### INSTRUCTION
Count every line where "circle" occurs. Give the total alone.

━━━━━ DATA SUPPLIED ━━━━━

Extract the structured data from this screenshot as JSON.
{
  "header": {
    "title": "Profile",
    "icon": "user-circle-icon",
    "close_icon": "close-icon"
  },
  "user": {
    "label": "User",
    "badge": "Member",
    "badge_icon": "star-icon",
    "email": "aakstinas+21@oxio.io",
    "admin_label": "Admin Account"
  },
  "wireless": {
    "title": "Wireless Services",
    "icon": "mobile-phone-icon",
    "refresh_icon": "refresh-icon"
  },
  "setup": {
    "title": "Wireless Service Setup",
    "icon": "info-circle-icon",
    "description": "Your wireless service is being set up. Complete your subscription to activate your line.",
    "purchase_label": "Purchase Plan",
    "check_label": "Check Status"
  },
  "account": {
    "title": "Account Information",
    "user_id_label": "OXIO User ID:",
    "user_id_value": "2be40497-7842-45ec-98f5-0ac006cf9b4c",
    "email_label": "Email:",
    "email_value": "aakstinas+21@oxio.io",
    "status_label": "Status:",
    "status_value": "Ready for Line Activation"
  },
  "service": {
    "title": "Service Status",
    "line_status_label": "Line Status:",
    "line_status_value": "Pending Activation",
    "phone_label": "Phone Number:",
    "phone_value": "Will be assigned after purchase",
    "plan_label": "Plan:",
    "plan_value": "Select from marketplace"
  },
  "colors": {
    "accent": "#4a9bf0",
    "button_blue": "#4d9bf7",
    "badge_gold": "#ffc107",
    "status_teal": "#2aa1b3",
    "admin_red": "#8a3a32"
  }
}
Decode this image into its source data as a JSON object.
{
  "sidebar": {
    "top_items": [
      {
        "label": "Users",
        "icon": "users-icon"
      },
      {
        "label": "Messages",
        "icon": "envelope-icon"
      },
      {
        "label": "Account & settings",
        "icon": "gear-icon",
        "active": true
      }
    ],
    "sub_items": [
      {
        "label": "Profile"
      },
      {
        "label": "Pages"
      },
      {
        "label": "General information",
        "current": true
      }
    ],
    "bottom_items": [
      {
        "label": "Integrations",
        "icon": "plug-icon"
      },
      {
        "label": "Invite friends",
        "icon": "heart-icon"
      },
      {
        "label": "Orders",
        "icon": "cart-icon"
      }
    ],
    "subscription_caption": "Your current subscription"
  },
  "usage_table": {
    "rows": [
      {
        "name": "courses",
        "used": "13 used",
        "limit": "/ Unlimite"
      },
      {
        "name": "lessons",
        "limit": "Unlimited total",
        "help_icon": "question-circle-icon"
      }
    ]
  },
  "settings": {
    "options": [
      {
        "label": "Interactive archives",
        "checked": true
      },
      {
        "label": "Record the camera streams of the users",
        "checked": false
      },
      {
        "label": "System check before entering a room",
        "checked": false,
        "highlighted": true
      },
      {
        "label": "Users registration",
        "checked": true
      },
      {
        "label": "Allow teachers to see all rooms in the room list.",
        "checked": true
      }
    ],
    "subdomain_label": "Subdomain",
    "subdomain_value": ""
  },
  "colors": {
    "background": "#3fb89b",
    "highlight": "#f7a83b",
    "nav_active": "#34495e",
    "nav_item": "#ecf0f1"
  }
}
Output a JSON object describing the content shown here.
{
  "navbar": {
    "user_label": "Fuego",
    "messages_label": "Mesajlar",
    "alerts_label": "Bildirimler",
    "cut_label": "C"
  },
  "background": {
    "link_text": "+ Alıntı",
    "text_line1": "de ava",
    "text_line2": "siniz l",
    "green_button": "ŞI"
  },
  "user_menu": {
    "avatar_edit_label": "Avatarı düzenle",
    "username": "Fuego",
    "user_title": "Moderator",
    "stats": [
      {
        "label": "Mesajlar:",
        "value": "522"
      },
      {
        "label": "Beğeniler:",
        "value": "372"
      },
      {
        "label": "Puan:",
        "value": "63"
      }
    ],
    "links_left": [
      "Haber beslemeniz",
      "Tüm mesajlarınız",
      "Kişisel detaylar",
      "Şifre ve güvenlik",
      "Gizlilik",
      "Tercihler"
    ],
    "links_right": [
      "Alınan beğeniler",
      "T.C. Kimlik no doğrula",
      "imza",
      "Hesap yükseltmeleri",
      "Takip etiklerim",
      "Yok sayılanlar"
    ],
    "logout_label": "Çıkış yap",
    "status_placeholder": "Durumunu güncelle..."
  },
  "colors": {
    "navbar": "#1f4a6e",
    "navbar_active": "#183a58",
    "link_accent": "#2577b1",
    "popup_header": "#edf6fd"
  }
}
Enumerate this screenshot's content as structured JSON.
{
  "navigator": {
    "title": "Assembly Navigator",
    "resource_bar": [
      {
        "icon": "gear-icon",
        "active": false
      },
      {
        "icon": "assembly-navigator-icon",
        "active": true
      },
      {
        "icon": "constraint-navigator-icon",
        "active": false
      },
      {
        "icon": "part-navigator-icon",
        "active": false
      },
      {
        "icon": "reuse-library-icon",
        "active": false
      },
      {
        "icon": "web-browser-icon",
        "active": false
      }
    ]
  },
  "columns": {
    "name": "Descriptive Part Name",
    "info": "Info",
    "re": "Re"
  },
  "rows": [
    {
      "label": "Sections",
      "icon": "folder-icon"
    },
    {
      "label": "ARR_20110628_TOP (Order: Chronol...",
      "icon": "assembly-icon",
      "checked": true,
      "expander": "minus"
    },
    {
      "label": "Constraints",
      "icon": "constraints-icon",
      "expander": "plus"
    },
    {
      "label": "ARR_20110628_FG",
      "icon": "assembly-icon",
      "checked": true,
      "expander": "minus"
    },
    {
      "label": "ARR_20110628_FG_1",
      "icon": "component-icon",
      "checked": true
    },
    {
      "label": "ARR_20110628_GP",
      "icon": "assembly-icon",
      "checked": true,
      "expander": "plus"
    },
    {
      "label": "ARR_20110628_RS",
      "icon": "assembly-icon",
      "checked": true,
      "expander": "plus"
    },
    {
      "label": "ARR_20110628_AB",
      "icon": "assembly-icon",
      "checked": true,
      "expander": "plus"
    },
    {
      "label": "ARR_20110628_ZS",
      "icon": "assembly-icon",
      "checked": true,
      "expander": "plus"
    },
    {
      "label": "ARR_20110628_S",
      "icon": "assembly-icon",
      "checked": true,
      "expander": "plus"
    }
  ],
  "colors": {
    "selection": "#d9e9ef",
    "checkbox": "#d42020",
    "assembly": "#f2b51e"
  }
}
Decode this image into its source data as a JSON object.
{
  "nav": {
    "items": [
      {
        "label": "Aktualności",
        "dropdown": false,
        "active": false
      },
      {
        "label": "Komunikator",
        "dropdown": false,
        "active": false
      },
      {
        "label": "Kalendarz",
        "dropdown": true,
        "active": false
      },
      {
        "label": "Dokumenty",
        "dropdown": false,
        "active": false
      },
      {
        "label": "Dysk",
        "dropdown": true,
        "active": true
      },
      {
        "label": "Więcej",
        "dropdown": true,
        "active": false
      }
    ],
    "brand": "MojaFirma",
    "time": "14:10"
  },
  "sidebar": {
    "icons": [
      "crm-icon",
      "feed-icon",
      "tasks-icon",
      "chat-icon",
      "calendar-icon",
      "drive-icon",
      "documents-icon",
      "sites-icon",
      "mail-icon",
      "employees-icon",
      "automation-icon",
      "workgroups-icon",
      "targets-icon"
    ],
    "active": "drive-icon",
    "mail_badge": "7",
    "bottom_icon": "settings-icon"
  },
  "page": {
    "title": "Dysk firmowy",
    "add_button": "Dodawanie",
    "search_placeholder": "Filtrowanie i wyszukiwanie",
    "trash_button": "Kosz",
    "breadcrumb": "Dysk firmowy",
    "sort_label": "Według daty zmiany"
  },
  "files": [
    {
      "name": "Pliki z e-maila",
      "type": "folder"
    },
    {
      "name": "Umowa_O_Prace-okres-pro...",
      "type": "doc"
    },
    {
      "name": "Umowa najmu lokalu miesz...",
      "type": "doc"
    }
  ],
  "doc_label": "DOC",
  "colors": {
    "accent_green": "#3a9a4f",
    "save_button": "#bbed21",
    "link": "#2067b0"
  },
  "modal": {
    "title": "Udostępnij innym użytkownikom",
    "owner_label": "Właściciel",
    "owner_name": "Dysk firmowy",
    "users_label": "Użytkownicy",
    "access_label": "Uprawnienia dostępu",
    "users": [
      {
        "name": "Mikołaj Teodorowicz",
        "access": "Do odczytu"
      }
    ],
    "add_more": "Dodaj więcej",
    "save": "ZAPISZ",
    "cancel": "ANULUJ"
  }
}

━━━━━

### RESULT FOR THIS TASK
3